Data entries:
════

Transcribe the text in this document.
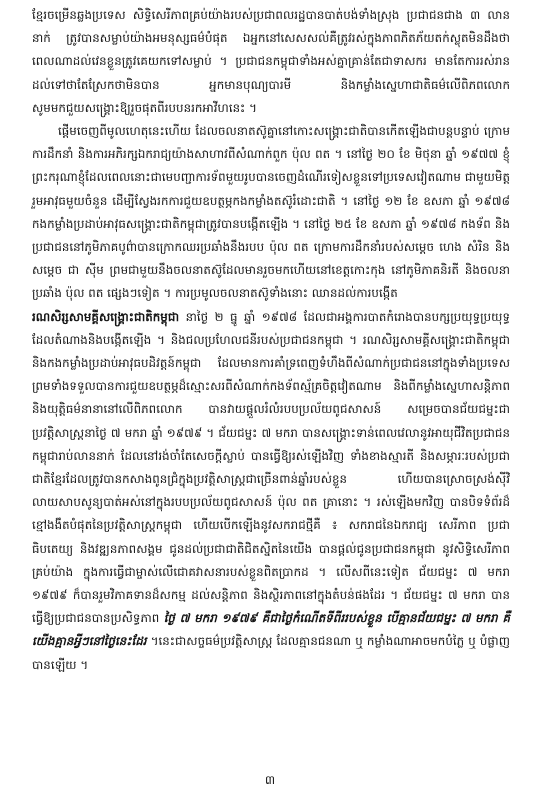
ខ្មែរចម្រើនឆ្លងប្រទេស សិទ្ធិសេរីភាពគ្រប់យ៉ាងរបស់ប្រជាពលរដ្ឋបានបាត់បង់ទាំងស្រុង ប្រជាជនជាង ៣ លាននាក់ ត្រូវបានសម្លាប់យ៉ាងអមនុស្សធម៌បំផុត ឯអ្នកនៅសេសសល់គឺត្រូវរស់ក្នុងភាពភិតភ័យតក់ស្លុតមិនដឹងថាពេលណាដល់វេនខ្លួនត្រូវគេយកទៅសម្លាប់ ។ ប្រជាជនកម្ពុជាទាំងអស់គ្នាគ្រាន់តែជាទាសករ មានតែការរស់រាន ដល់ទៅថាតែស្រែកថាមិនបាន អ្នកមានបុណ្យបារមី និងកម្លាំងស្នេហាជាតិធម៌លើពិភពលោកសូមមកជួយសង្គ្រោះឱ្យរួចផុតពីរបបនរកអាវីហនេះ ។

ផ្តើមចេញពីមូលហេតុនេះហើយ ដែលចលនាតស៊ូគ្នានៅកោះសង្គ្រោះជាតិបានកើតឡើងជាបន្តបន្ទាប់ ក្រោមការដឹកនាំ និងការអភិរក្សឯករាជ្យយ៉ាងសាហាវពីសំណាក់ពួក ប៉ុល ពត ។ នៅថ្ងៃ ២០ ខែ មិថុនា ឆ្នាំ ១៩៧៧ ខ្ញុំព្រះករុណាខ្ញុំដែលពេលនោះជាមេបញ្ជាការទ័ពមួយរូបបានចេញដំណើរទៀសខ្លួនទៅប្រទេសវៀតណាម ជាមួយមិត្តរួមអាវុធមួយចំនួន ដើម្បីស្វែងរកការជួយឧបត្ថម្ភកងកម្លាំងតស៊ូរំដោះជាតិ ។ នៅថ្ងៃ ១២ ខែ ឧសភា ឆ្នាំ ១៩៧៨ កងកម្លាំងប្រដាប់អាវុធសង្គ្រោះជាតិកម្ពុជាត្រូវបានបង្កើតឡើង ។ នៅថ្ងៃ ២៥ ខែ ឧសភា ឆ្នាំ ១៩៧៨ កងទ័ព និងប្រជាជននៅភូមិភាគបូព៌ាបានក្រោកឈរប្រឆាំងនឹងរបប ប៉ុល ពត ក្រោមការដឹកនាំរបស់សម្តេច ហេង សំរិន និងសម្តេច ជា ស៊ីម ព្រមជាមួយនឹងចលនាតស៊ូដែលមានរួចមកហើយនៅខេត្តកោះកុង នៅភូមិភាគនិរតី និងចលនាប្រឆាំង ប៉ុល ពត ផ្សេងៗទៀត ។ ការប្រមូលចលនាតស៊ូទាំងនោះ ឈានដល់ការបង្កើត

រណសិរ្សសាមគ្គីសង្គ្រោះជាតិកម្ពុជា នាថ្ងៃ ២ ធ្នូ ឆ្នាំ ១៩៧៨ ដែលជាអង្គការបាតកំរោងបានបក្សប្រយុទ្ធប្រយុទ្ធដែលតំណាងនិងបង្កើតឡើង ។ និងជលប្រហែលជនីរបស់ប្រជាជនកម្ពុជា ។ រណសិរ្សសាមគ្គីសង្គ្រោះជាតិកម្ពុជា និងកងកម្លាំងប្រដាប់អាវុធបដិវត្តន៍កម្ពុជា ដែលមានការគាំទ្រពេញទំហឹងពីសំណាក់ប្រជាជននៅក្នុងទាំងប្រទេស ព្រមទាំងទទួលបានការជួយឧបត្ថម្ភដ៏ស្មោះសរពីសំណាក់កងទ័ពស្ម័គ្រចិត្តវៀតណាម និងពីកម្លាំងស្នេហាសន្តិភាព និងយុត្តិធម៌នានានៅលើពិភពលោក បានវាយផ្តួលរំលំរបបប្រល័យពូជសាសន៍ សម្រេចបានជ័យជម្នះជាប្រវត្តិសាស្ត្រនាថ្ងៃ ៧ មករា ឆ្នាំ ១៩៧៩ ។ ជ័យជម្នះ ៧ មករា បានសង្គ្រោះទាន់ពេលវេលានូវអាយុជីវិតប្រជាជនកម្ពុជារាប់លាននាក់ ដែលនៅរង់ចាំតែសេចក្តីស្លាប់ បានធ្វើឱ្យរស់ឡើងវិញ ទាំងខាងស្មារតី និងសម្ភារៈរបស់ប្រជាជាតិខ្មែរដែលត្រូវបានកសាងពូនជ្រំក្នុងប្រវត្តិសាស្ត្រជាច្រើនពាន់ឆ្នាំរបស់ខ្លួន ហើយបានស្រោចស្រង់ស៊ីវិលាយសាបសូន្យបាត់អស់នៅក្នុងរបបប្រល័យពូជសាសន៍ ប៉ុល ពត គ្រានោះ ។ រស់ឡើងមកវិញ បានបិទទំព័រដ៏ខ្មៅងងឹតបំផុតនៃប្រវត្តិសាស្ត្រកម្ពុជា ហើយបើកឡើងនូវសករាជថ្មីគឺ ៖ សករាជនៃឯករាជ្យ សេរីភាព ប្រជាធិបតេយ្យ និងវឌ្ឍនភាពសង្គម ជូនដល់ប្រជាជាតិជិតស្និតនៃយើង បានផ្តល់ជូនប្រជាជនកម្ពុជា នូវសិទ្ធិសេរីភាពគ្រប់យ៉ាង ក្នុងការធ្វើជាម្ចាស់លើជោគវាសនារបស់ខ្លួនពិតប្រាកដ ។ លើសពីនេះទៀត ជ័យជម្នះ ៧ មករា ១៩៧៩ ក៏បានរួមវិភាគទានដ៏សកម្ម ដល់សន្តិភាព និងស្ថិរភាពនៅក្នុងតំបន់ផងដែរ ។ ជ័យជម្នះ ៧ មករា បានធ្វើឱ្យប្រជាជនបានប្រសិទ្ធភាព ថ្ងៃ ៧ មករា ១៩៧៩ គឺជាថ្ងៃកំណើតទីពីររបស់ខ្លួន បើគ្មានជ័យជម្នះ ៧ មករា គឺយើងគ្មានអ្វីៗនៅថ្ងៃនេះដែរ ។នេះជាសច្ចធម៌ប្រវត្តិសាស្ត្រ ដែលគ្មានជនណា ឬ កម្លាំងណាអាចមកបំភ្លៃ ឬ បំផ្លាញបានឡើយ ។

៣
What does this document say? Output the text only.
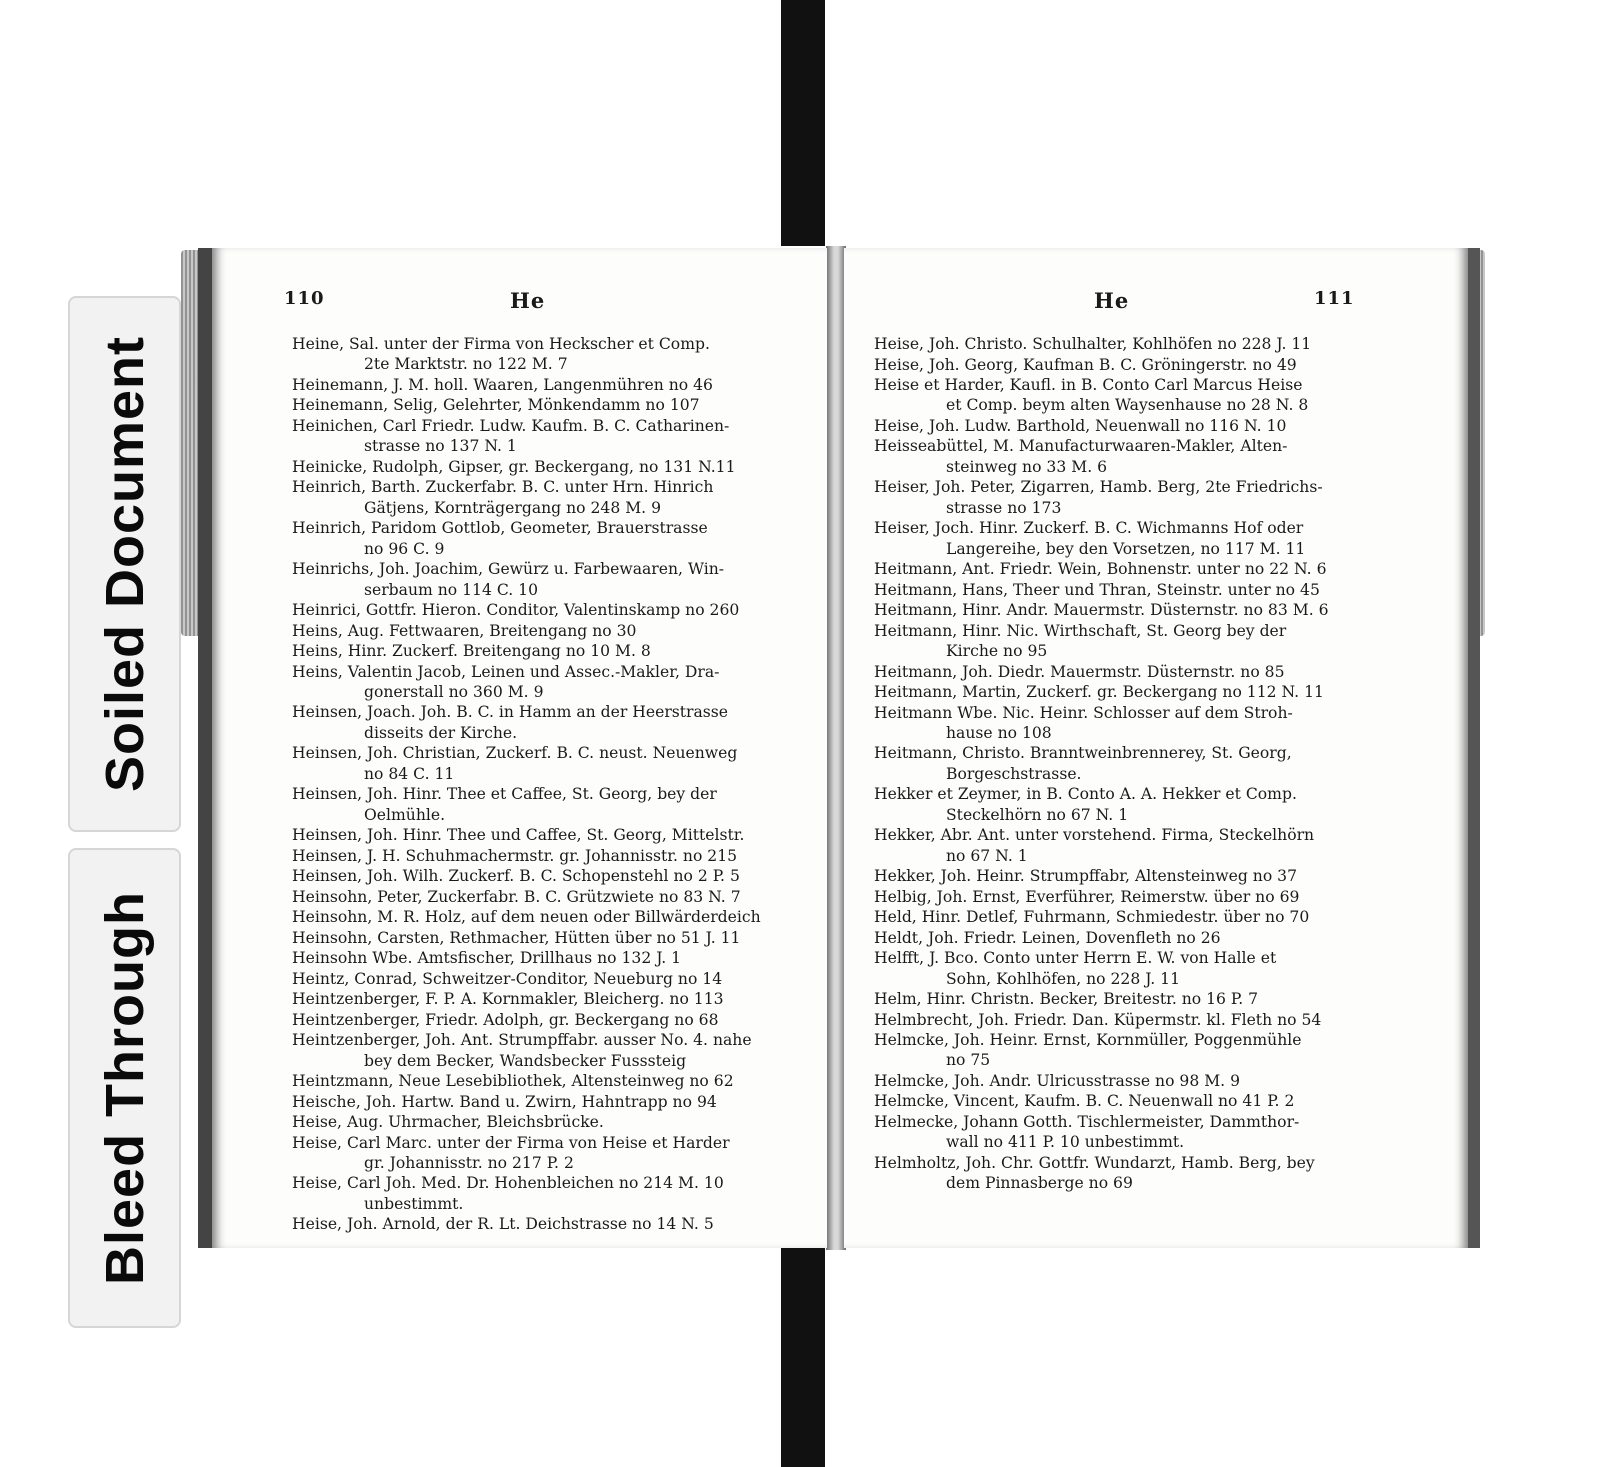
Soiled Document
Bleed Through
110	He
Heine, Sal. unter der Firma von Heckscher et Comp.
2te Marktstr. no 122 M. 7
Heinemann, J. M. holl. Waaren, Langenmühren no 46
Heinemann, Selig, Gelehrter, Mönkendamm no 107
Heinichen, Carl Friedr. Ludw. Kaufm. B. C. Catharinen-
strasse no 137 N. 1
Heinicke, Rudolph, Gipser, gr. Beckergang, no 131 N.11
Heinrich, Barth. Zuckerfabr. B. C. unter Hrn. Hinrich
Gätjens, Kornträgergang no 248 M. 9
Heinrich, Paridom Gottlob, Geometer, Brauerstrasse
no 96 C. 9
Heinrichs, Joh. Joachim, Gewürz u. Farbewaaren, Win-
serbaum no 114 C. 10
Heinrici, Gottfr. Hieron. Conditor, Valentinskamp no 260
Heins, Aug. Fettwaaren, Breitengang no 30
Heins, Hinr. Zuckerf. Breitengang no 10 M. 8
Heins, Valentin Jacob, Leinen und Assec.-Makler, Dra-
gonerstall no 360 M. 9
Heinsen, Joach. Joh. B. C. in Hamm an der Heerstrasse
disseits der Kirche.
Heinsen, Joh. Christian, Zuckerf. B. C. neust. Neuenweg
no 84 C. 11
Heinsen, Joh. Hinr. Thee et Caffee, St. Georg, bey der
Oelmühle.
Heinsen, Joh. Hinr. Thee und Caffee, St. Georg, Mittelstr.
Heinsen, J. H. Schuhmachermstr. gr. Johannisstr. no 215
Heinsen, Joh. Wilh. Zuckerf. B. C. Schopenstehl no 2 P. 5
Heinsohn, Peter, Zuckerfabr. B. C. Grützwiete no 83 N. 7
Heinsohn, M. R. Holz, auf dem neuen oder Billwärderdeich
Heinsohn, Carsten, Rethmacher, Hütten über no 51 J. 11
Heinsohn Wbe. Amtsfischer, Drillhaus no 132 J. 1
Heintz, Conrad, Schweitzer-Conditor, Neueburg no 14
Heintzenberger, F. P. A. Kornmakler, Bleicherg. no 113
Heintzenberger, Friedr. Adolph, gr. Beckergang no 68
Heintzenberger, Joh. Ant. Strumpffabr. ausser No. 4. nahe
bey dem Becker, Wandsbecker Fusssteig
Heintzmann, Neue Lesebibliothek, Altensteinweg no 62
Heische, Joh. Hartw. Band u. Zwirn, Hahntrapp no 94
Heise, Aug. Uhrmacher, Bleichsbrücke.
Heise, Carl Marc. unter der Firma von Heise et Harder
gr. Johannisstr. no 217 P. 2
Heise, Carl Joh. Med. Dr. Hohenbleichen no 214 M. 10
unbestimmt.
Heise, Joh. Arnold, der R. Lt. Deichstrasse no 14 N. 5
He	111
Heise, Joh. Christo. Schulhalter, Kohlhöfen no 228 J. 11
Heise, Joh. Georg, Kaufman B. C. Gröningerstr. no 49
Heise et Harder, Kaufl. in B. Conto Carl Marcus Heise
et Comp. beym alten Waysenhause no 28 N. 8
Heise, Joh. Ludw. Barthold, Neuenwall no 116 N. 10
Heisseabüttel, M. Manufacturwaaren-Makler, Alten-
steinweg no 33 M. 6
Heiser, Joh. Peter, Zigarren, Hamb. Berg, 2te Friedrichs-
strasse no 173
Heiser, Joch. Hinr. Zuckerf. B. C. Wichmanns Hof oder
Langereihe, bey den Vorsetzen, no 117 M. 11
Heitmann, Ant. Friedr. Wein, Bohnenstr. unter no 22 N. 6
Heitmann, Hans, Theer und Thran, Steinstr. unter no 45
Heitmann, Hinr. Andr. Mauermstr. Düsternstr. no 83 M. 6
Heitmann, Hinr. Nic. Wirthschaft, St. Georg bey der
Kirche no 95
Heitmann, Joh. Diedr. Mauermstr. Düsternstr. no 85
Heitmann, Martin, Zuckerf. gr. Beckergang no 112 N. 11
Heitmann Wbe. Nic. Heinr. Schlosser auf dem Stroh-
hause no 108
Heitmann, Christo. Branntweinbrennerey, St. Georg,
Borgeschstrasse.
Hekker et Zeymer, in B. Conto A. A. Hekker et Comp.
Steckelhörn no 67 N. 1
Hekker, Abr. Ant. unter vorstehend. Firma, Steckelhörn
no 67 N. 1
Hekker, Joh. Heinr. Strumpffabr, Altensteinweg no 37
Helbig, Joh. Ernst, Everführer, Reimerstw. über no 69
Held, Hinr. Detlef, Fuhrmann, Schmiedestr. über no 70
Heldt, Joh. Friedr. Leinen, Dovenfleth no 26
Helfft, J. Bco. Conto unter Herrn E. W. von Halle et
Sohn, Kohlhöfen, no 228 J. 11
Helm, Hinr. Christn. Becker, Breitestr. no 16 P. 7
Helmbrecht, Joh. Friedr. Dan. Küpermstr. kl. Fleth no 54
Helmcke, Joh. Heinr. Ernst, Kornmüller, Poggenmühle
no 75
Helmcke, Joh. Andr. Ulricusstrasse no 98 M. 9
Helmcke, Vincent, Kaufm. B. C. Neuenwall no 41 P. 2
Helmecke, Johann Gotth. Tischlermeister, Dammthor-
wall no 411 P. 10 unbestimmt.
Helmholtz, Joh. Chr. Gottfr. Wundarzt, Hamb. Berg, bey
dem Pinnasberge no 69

════

SHORT EXERCISE → Give only the number of lines in the entries above that contain the string "Altensteinweg".

REPLY → 2